*Défi*:
Rendez en anglais la phrase suivante de l'extrait sur le naufrage de Lampedusa : « Ainsi, les véritables protagonistes de l'histoire restent seulement l'objet de nos conversations et ne sont jamais le sujet, le narrateur. »

La chaîne de montage journalistique travaille trop vite pour pouvoir prendre le temps d'écouter et de voyager. Il est beaucoup plus facile de remplir un studio avec une série d'appels téléphoniques, en invitant des politiciens, des techniciens et des experts à la recherche de visibilité. Comment est-il possible nous n'ayons pas encore vu une interview de survivants des naufrages de Lampedusa ?

Ces derniers quatre jours, après le naufrage de Lampedusa, j'ai été interviewé et cité par les principaux médias internationaux. Du Corriere della Sera à l' Espresso, du Monde à l'agence Ansa, de la Rai à Sky en passant par beaucoup d'autres. Pourtant, je ressens un sentiment de tristesse. Tout cela me semble un petit théâtre dans lequel la pensée hégémonique admet une seule voix hors du chœur, pour en ressortir encore plus forte. Peut-être la vérité est-elle que pour changer le récit de la frontière il n'y a pas besoin d'autres experts. Mais de récits, d'histoires, de sujets.

Comment est-il possible nous n'ayons pas encore vu une interview de survivants? Que nous n'ayons pas entendu les paroles de leurs proches qui les attendaient à bras ouverts dans des villes partout en Europe ? Est-il possible que nous ne sachions rien du deuil qui a frappé les quartiers d'Asmara pour leurs trois cents enfants avalés par la mer ?

Rien, leur voix n'est pas là.

La chaîne de montage journalistique travaille trop vite pour pouvoir prendre le temps d'écouter et de voyager. Il est beaucoup plus facile de remplir un studio avec une série d'appels téléphoniques, en invitant des politiciens, des techniciens et des experts à la recherche de visibilité. Ainsi, les véritables protagonistes de l'histoire restent seulement l'objet de nos conversations et ne sont jamais le sujet, le narrateur. Ils n'ont pas de parole, pas de nom, pas de raisons. Et ils n'ont donc aucune dignité. Il n'y a que les images de leurs corps fatigués et nus au moment de leur débarquement à parler pour eux.

*Entrées*:

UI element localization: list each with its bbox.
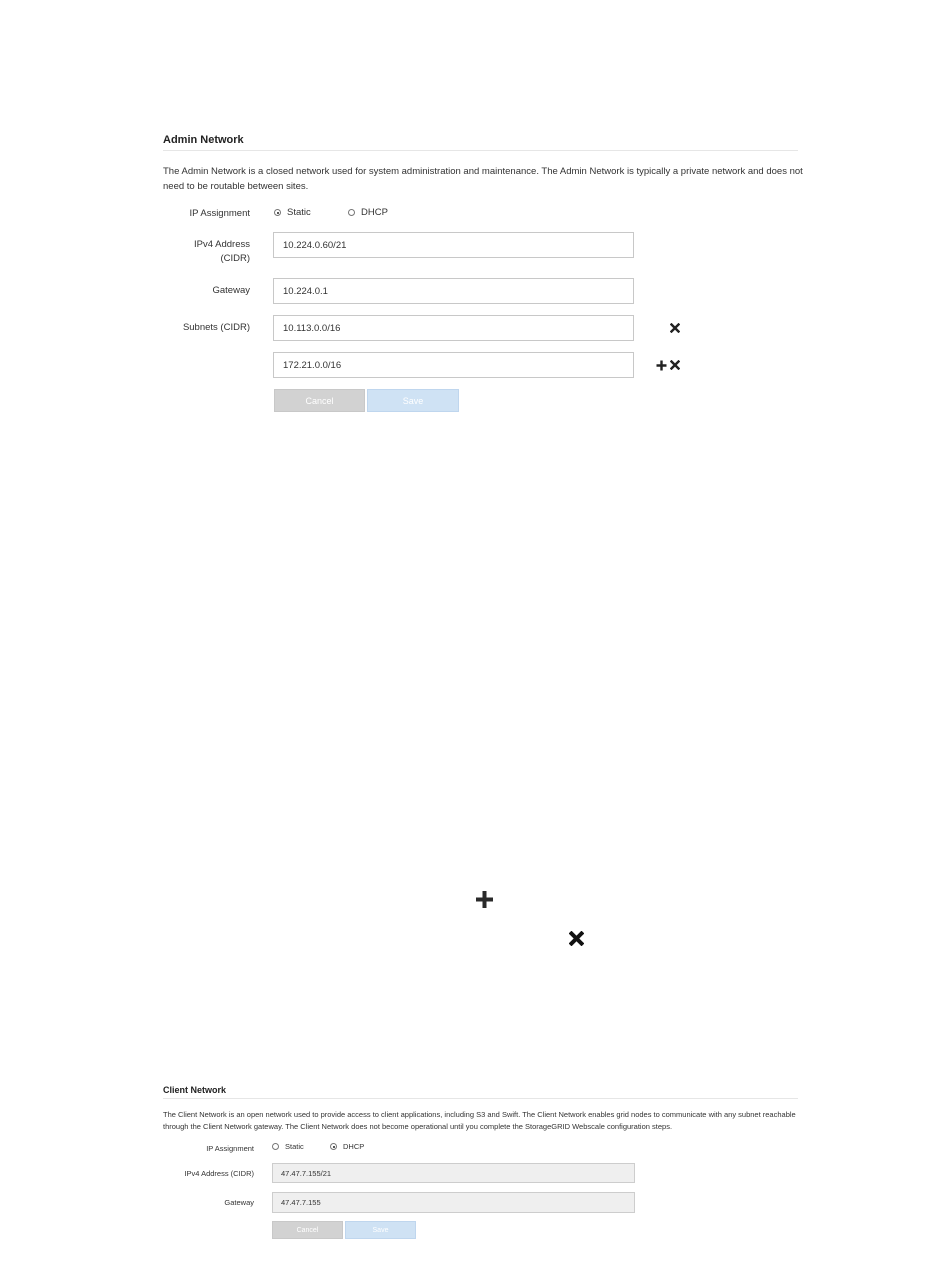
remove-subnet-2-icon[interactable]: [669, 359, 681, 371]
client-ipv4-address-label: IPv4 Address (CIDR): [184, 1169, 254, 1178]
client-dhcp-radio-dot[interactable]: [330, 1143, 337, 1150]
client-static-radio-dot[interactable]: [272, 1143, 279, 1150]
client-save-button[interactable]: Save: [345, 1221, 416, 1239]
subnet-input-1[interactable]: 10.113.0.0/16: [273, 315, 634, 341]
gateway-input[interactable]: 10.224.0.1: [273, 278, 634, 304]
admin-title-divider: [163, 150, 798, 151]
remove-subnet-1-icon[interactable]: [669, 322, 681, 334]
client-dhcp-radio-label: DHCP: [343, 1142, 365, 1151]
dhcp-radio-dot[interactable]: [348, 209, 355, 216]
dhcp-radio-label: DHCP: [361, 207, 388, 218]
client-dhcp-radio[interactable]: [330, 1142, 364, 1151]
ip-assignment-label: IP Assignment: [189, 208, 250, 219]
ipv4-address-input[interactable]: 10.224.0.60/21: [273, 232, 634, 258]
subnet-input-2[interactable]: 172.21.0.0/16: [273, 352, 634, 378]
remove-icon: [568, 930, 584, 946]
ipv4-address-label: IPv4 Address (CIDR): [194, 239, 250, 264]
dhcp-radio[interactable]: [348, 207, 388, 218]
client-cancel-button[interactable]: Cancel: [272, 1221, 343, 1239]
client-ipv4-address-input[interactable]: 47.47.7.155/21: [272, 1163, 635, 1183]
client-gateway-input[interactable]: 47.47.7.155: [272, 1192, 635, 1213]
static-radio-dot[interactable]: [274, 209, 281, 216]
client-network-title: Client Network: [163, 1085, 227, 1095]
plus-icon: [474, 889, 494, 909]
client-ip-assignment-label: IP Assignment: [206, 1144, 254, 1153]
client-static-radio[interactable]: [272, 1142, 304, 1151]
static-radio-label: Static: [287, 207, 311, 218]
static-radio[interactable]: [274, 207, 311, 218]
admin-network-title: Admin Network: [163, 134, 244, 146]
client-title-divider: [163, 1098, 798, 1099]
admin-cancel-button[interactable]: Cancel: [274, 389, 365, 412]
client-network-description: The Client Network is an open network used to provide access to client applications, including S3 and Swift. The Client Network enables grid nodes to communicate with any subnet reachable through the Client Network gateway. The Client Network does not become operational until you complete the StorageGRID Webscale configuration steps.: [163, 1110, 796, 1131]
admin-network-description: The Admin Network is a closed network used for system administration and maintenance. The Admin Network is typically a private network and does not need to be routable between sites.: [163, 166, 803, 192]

*Résultat final*:
Thus, the real protagonists of the story remain only the object of our conversations and are never the subject, the narrator.